Aim.
Below are records; count the lines that contain "name" and give only the total.

(Dataset entries on figures)
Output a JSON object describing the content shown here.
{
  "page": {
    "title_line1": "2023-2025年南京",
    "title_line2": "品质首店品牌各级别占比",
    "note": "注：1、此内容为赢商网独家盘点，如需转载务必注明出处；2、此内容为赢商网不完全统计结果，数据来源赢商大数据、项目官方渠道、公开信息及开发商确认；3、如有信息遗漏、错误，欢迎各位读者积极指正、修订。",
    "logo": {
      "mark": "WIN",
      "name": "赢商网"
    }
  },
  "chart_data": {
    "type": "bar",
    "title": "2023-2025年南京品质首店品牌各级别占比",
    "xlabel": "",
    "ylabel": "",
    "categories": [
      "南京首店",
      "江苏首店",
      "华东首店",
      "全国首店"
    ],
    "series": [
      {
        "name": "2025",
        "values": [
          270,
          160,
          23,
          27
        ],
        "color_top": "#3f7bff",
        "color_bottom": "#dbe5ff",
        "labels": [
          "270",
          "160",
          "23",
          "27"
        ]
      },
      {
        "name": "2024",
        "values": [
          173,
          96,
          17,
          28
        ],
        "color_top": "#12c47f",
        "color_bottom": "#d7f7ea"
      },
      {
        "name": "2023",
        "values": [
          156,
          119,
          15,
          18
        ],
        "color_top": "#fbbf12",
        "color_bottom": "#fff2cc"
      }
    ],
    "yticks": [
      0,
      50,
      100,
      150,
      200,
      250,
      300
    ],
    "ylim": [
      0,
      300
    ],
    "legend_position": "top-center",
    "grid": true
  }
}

Expected answer.
4